◆ Document excerpt ◆
Louder Than Bombs is a compilation album by English rock band the Smiths, released as a double album in March 1987 by their American record company, Sire Records. It peaked at number 62 on the US Billboard 200 album chart. Popular demand prompted their British record company, Rough Trade, to issue the album domestically as well. Upon its release in the UK in May 1987, it reached No. 38 on the British charts. In 2003, the album was ranked No. 365 on Rolling Stone magazine's list of The 500 Greatest Albums of All Time, and ranked No. 369 on a 2012 revised list. The album was certified Gold by the RIAA in 1990.

Release
The album was released as the American counterpart to their recent British compilation The World Won't Listen and consisted of all singles and nearly all B-sides that had not at that point been available in the United States, either on single or album, with a few other tracks added. The title is borrowed from a line in Elizabeth Smart's extended prose poem By Grand Central Station I Sat Down and Wept.

◆ Request 1 ◆
Reproduce the stretch of the Louder Than Bombs article from "Louder Than Bombs" through "RIAA in 1990.".
◆ Request 2 ◆
List every year that appears in the article on Louder Than Bombs.
The records that follow have no connection to the article on Louder Than Bombs.

◆ Dataset excerpts ◆

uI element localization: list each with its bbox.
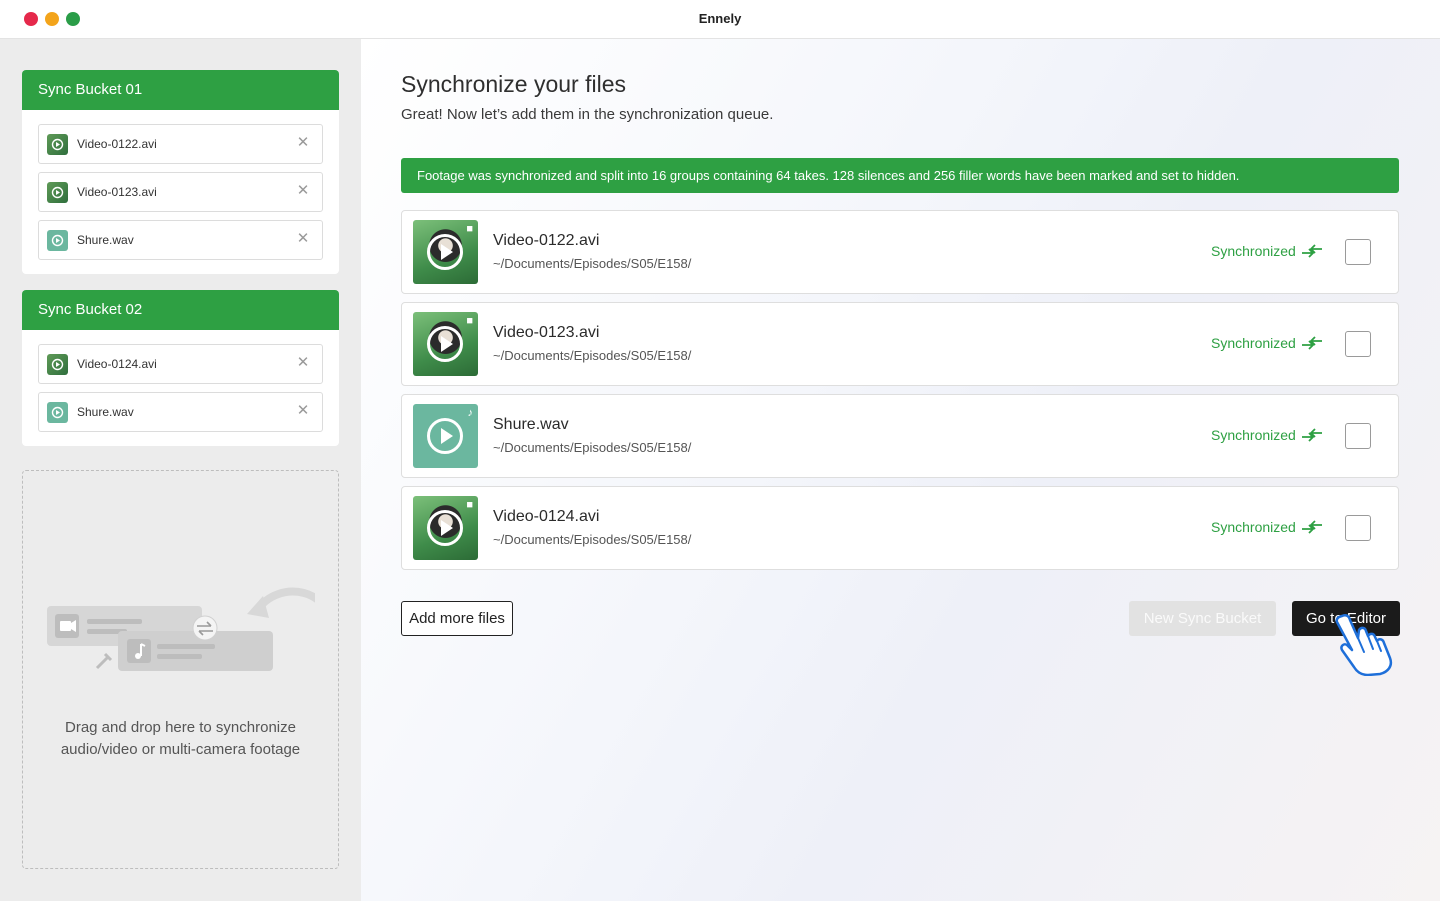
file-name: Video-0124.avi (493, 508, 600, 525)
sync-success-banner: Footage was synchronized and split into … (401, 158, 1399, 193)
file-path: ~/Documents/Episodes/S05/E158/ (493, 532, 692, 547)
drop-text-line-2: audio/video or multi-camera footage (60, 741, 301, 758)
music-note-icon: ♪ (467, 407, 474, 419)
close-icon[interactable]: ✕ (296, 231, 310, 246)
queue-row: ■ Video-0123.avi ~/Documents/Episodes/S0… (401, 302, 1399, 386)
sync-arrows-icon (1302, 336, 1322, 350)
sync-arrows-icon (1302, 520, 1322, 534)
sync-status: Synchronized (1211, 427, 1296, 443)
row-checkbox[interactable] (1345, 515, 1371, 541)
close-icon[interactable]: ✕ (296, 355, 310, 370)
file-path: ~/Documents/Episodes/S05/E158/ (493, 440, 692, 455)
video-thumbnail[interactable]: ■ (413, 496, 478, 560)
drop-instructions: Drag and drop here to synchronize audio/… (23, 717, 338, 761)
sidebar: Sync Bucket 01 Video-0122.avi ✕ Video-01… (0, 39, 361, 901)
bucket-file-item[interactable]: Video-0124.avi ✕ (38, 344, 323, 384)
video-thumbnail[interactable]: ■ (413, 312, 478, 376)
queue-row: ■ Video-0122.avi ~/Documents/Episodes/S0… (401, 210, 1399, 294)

◆ Full response 1 ◆
Louder Than Bombs is a compilation album by English rock band the Smiths, released as a double album in March 1987 by their American record company, Sire Records. It peaked at number 62 on the US Billboard 200 album chart. Popular demand prompted their British record company, Rough Trade, to issue the album domestically as well. Upon its release in the UK in May 1987, it reached No. 38 on the British charts. In 2003, the album was ranked No. 365 on Rolling Stone magazine's list of The 500 Greatest Albums of All Time, and ranked No. 369 on a 2012 revised list. The album was certified Gold by the RIAA in 1990.

◆ Full response 2 ◆
1987, 2003, 2012, 1990